=== Extrait du texte ===

Par conclusions écrites, déposées et soutenues à l’audience, auxquelles il est renvoyé pour l’exposé des moyens, conformément à l’article 455 du code de procédure civile, la société demande à la Cour :

à titre principal,

– de confirmer le jugement rendu le 7 novembre 2023 par le tribunal judiciaire de Versailles en ce qu’il a déclaré inopposable à son endroit la décision de prise en charge litigieuse ;

à titre subsidiaire, sur l’absence de mise à disposition effective d’un dossier complet,

– de confirmer le jugement rendu le 7 novembre 2023 par le tribunal judiciaire de Versailles en ce qu’il a déclaré inopposable à son endroit la décision de prise en charge litigieuse ;

à titre très subsidiaire, sur le non-respect des conditions du tableau n° 42 du code de la sécurité sociale,

– de confirmer le jugement rendu le 7 novembre 2023 par le tribunal judiciaire de Versailles en ce qu’il a déclaré inopposable à son endroit la décision de prise en charge litigieuse.

MOTIFS DE LA DÉCISION

Sur le caractère définitif du refus de prise en charge

La caisse expose qu’elle a reçu une première déclaration de maladie professionnelle le 26 octobre 2020 qu’elle a refusé de prendre en charge pour un motif d’ordre administratif, en l’absence de cessation d’exposition au bruit lésionnel d’au moins trois jours lors de l’examen audiométrique ; que par la suite, la victime a adressé une nouvelle déclaration, selon certificat médical initial du 28 octobre 2021 ; que si les deux maladies sont identiques, l’audiogramme n’était pas recevable et la caractérisation de la maladie était impossible, mais que la victime peut apporter d’autres éléments.

A l’audience, elle ajoute que l’audiogramme présenté n’était pas le même.

La société affirme que les décisions prises par les organismes sociaux sont soumises au principe de l’autorité de la chose décidée et au principe de non rétroactivité qui en découle ; que le caractère définitif qui s’attache alors à la décision de refus rend irrecevable toute demande ultérieure concernant la même pathologie ; que la date de première constatation de la maladie est identique, et correspond à celle du premier audiogramme.

Sur ce,

Selon l’article R. 441-18 du code de la sécurité sociale, la décision de la caisse mentionnée aux articles R. 441-7, R. 441-8, R. 441-16, R. 461-9 et R. 461-10 est motivée. Lorsque le caractère professionnel de l’accident, de la maladie, de la rechute ou de la nouvelle lésion n’est pas reconnu, la notification de cette décision, qui comporte la mention des voies et délais de recours, est adressée à la victime ou ses représentants par tout moyen conférant date certaine à sa réception. Dans le cas contraire, la notification, qui comporte la mention des voies et délais de recours, est adressée à l’employeur par tout moyen conférant date certaine à sa réception. Dans l’un comme l’autre cas, la décision est également notifiée à la personne à laquelle la décision ne fait pas grief.

=== Données ===

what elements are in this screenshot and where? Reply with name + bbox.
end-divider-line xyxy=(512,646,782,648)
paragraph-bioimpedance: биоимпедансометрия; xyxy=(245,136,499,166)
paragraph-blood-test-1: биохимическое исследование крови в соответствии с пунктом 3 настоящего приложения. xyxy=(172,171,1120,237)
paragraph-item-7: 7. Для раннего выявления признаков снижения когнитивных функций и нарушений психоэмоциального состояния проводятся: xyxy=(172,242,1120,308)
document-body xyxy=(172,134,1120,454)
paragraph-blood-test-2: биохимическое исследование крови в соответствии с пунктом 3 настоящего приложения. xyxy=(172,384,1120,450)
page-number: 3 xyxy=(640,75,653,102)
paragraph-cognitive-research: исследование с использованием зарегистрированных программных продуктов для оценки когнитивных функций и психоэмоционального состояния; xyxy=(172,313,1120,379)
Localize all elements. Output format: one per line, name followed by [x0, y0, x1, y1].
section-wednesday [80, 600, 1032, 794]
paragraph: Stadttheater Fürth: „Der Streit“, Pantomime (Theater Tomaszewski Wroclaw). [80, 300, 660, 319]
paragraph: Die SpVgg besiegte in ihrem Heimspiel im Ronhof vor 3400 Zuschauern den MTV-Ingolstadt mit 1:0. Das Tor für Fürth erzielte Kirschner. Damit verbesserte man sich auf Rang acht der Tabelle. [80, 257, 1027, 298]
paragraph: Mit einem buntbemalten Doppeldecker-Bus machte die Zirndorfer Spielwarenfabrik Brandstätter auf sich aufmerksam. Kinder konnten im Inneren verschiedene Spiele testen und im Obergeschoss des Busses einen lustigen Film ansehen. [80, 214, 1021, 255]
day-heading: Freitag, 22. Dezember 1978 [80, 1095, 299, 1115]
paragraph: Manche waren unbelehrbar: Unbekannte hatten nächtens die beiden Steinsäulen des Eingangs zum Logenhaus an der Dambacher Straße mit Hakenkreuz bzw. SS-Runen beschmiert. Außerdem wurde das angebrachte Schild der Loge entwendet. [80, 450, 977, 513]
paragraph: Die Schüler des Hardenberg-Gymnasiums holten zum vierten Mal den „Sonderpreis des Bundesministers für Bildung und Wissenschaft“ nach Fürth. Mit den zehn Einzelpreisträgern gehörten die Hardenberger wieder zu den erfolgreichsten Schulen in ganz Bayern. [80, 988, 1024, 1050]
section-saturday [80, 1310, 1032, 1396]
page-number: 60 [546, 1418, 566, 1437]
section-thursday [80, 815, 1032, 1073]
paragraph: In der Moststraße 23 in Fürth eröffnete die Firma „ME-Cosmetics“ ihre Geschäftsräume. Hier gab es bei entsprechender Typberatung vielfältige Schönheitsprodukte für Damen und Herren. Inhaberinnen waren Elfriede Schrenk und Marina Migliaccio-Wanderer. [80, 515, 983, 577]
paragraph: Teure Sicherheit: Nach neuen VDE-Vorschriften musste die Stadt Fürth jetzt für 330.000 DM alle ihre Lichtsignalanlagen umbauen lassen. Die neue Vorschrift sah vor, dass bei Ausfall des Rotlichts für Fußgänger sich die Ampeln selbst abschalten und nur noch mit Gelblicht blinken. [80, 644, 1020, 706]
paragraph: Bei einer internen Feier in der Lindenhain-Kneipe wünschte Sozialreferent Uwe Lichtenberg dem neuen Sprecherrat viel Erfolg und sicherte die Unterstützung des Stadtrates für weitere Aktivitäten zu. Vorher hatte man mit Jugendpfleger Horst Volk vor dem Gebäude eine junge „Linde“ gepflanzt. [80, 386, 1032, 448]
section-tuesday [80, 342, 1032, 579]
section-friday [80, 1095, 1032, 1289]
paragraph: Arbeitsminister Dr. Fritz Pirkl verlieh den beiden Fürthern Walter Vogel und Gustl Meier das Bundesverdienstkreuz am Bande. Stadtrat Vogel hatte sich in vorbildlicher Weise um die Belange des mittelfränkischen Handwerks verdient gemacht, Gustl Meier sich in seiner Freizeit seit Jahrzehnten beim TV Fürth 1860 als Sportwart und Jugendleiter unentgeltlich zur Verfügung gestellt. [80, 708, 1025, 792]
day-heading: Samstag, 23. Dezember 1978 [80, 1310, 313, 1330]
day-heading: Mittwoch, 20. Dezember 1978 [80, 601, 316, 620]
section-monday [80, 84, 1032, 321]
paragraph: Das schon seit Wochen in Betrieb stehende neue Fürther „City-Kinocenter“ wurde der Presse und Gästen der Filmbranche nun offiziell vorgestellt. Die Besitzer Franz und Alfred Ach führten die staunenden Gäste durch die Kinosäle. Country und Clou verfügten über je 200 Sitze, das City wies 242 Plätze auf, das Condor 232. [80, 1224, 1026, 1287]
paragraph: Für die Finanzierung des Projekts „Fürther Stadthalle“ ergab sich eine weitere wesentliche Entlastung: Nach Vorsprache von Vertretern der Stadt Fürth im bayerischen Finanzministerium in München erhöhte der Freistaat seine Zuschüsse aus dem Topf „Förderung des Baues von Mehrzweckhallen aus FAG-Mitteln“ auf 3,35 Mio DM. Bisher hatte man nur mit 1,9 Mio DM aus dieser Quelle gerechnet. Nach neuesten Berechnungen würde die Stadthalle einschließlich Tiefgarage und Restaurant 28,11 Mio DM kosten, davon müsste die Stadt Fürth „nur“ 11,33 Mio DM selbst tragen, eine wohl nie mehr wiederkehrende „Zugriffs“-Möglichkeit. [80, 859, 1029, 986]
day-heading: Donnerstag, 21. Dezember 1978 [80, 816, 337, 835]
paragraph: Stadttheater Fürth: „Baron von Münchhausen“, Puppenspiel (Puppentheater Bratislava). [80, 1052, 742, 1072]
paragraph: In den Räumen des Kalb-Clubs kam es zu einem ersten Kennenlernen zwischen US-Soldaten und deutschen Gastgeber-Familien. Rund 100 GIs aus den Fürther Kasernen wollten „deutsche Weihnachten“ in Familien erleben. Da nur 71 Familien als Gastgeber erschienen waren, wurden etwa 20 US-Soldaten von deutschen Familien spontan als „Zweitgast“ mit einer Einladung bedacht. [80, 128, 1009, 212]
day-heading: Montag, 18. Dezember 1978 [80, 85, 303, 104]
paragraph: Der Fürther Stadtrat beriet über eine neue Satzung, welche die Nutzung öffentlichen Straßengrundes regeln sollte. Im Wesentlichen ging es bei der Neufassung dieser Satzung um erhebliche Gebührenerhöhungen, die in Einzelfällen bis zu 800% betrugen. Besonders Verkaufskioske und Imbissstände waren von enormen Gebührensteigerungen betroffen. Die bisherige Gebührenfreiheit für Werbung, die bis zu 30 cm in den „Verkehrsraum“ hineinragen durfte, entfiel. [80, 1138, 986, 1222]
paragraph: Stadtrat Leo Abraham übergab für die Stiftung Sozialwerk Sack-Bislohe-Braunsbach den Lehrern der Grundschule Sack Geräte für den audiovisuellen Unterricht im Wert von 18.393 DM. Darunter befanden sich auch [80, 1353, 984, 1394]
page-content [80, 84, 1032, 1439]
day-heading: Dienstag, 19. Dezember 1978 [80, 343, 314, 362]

===

Exercice 1 => Réécrivez le passage de l'extrait de décision qui commence par « à titre très » et se termine après « en charge litigieuse. », en remplaçant « très subsidiaire » par « plus subsidiaire ».
Exercice 2 => Rédigez la suite de l'extrait de décision de justice, après sa dernière phrase.
Les données n'ont aucun rôle dans ce travail.

Réponse rédigée 1 =>
à titre plus subsidiaire, sur le non-respect des conditions du tableau n° 42 du code de la sécurité sociale,

– de confirmer le jugement rendu le 7 novembre 2023 par le tribunal judiciaire de Versailles en ce qu’il a déclaré inopposable à son endroit la décision de prise en charge litigieuse.

Réponse rédigée 2 =>
Il en résulte que la décision revêt, dès sa notification à la personne à laquelle elle ne fait pas grief, un caractère définitif à son égard (2e Civ., 28 novembre 2019, n° 18-22.395, F-D).

La caisse a reconnu que les deux déclarations de maladies professionnelles successives concernaient la même pathologie, une surdité bilatérale.

Or la décision initiale de refus de prise en charge de la pathologie a été notifiée à l’employeur, de sorte qu’elle est devenue définitive à son égard.

En conséquence, c’est à juste titre que le tribunal a déclaré la décision de prise en charge de la caisse inopposable à la société. Le jugement sera confirmé en toutes ses dispositions, par substitution de motifs.

Sur les dépens

La caisse, qui succombe à l’instance, est condamnée aux dépens d’appel.

PAR CES MOTIFS

La Cour, après en avoir délibéré, statuant publiquement, par arrêt contradictoire et par mise à disposition au greffe,

Confirme le jugement entrepris en toutes ses dispositions ;

Y ajoutant,

Condamne la société [6] aux dépens d’appel ;

Prononcé par mise à disposition de l’arrêt au greffe de la cour, les parties en ayant été préalablement avisées dans les conditions prévues au deuxième alinéa de l’article 450 du code de procédure civile.

Signé par Madame Marie-Bénédicte JACQUET, conseillère, faisant fonction de présidente, et par Madame Juliette DUPONT, greffière, à laquelle la magistrate signataire a rendu la minute.